__Extract provided__
-- BEGIN --

Implementation note: It would be nice to generalize this with dependencies() to use a LabelFactory, but it seems impossible with the current setup.

Parameters:
f - Dependencies are excluded for which the Pair is not accepted by the Filter
Returns:
Set of dependencies (each a Pair)

yield

public Sentence yield()
Gets the yield of the tree. The Label of all leaf nodes is returned as a list ordered by the natural left to right order of the leaves. Null values, if any, are inserted into the list like any other value.

Returns:
a List of the data in the tree's leaves.

yield

public List yield(List y)
Gets the yield of the tree. The Label of all leaf nodes is returned as a list ordered by the natural left to right order of the leaves. Null values, if any, are inserted into the list like any other value. This has been rewritten to thread, so only one List is used.

Parameters:
y - The list in which the yield of the tree will be placed. Normally, this will be empty when the routine is called, but if not, the new yield is added to the end of the list.
Returns:
a List of the data in the tree's leaves.

taggedYield

public Sentence taggedYield()
Gets the tagged yield of the tree. The Label of all leaf nodes is returned as a list ordered by the natural left to right order of the leaves. Null values, if any, are inserted into the list like any other value.

Returns:
a List of the data in the tree's leaves.

taggedYield

public List taggedYield(List ty)
Gets the tagged yield of the tree -- that is, get the preterminals as well as the terminals. The Label of all leaf nodes is returned as a list ordered by the natural left to right order of the leaves. Null values, if any, are inserted into the list like any other value. This has been rewritten to thread, so only one List is used.

Parameters:
ty - The list in which the tagged yield of the tree will be placed. Normally, this will be empty when the routine is called, but if not, the new yield is added to the end of the list.
Returns:
a List of the data in the tree's leaves.

preTerminalYield

public List preTerminalYield()
Gets the preterminal yield (i.e., tags) of the tree. All data in preleaf nodes is returned as a list ordered by the natural left to right order of the tree. Null values, if any, are inserted into the list like any other value. Pre-leaves are nodes of height 1.

Returns:
a List of the data in the tree's pre-leaves.

preTerminalYield

public List preTerminalYield(List y)

-- END --

__Requests__
1. According to the tree method documentation, what height do pre-leaves have?
2. List every method signature that appears in the tree method documentation.
3. Transcribe the part of the tree method documentation between "Gets the preterminal" and "of height 1.", inclusive.
The items that follow come from a different source than the tree method documentation.

[Box coordinate listings]
-- BEGIN --

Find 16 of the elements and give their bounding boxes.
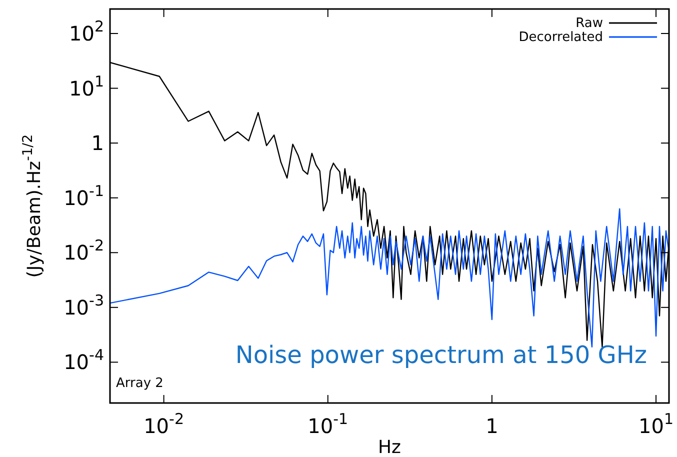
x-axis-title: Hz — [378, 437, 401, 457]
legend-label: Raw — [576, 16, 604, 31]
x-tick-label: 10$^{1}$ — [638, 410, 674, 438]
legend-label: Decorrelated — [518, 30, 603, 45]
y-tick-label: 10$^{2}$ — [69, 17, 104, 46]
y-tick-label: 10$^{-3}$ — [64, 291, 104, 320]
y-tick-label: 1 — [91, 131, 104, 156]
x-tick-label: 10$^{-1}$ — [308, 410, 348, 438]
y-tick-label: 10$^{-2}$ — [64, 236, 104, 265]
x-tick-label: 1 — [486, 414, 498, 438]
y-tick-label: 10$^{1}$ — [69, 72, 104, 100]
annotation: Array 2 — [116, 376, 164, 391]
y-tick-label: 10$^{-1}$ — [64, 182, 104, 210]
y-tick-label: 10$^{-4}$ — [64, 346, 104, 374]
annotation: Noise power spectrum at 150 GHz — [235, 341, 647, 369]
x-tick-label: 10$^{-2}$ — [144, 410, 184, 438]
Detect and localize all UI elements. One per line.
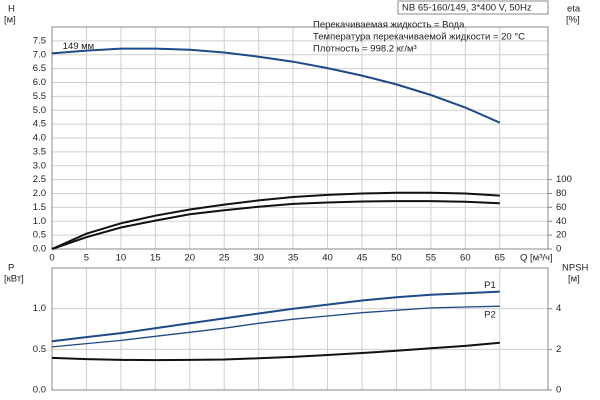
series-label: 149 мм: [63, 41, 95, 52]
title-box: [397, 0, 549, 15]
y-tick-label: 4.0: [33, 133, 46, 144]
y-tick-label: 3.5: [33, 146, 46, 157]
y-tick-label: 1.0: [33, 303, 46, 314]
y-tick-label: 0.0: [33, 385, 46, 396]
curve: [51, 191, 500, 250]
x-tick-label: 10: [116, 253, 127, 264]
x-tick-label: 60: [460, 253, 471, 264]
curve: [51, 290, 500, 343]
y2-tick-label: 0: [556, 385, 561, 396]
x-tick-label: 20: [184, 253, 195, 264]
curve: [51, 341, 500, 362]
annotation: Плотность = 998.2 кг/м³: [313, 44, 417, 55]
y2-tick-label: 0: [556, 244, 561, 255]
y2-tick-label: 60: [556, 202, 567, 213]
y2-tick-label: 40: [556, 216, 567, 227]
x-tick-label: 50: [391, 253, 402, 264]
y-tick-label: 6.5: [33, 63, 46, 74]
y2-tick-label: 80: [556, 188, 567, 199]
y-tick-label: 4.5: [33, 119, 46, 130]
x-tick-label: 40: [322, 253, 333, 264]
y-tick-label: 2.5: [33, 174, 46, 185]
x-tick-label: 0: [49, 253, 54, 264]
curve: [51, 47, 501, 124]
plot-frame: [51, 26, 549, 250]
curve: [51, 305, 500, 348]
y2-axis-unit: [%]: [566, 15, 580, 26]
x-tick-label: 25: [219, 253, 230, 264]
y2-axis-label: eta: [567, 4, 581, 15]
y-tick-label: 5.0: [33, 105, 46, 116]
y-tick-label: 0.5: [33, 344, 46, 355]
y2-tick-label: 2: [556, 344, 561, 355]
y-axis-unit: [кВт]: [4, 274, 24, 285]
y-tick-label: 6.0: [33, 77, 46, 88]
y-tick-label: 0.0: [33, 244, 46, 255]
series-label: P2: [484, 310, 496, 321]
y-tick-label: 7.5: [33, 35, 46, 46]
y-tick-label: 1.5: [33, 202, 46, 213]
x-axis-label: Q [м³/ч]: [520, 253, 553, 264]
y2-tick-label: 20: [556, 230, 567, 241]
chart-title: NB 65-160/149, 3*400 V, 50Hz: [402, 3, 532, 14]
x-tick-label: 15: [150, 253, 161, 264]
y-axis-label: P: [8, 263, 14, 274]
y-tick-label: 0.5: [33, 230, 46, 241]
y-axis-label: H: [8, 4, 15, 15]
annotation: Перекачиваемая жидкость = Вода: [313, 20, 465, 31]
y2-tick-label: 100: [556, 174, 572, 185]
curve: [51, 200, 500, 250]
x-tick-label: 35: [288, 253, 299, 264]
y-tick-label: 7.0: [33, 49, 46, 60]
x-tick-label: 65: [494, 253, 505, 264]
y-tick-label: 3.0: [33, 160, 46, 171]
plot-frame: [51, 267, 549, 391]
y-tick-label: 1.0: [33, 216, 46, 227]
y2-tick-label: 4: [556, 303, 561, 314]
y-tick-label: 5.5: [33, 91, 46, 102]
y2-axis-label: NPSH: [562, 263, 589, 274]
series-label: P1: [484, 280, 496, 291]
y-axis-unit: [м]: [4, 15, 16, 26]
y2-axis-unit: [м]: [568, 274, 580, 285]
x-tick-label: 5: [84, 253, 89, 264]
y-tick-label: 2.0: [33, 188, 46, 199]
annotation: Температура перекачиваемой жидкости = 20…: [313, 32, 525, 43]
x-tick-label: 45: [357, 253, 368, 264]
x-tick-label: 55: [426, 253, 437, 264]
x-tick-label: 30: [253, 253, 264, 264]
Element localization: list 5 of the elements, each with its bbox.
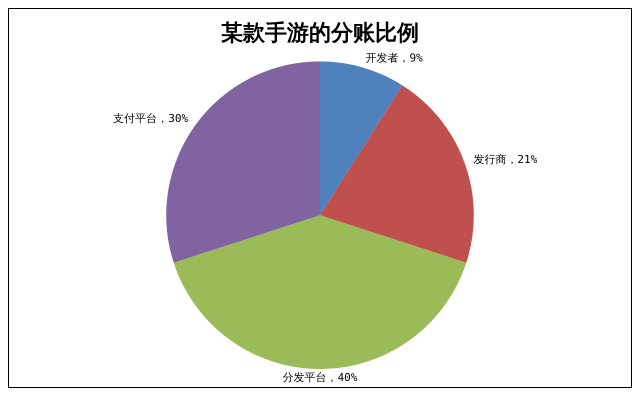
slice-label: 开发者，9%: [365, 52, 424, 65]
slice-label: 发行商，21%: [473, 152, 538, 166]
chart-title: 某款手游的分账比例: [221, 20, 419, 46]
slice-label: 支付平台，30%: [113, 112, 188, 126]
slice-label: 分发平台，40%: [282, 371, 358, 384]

-- END --
-- BEGIN --

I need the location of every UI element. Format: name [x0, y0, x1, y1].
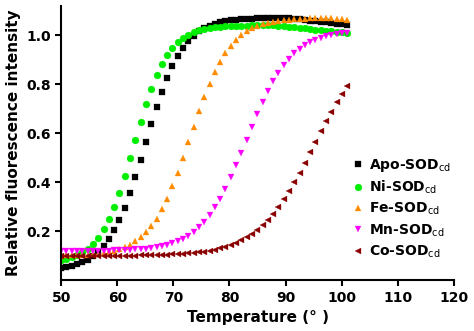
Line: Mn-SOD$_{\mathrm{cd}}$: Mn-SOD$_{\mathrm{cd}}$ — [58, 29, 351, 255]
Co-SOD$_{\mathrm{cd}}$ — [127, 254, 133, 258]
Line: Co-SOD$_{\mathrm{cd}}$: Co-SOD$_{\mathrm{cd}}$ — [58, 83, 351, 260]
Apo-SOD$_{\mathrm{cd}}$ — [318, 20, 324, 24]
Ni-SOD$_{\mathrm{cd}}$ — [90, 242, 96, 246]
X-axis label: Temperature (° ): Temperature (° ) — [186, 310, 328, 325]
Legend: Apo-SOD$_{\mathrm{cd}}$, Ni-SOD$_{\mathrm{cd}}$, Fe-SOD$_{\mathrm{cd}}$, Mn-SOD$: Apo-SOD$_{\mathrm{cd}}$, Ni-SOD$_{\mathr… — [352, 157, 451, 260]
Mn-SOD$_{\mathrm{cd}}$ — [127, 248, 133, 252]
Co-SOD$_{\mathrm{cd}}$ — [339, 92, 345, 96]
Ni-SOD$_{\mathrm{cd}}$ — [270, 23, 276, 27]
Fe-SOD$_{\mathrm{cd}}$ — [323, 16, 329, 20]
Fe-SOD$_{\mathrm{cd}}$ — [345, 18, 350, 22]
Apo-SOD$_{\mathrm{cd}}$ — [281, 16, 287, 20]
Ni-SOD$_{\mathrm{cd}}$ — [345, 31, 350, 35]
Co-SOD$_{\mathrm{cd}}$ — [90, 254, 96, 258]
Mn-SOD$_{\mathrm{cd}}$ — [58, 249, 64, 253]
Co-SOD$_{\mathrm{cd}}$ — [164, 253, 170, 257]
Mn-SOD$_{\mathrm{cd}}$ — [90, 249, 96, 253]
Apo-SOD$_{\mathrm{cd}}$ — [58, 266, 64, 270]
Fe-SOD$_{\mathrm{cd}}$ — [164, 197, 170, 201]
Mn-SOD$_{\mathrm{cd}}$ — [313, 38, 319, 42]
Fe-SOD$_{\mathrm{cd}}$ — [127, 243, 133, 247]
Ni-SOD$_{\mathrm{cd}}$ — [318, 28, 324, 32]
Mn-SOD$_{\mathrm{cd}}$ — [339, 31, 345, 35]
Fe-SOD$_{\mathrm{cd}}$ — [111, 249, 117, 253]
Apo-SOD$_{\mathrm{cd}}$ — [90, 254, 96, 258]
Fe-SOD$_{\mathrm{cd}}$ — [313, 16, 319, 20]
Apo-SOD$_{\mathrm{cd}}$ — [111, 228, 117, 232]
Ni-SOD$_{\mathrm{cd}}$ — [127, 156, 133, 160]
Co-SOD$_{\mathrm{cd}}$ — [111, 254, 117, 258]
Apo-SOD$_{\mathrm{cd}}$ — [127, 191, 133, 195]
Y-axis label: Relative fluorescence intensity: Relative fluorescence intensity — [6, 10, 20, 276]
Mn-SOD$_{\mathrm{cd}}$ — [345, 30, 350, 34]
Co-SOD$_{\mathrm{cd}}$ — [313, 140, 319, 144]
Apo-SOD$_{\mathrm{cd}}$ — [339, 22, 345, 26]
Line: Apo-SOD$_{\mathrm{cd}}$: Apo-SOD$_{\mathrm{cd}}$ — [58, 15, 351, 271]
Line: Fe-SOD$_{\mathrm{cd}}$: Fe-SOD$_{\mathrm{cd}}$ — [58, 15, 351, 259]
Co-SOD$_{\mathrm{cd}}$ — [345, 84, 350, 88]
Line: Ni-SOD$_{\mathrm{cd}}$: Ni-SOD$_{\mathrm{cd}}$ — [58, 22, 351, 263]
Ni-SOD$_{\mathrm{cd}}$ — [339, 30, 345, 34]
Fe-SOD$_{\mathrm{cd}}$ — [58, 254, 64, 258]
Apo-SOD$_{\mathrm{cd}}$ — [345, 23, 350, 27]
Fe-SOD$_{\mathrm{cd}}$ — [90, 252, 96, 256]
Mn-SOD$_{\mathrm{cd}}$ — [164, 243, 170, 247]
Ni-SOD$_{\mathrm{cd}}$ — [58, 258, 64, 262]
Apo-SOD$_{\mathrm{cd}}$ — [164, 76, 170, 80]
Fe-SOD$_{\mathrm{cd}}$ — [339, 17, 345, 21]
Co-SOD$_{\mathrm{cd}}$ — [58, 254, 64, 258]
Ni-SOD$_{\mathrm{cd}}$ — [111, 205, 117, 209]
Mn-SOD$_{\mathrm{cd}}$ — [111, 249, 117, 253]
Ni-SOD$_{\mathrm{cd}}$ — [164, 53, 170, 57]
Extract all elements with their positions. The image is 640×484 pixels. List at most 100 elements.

-- END --

__Task-by-task answers__
1. Pre-leaves are nodes of height 1.

2.
public Sentence yield()
public List yield(List y)
public Sentence taggedYield()
public List taggedYield(List ty)
public List preTerminalYield()
public List preTerminalYield(List y)

3.
Gets the preterminal yield (i.e., tags) of the tree. All data in preleaf nodes is returned as a list ordered by the natural left to right order of the tree. Null values, if any, are inserted into the list like any other value. Pre-leaves are nodes of height 1.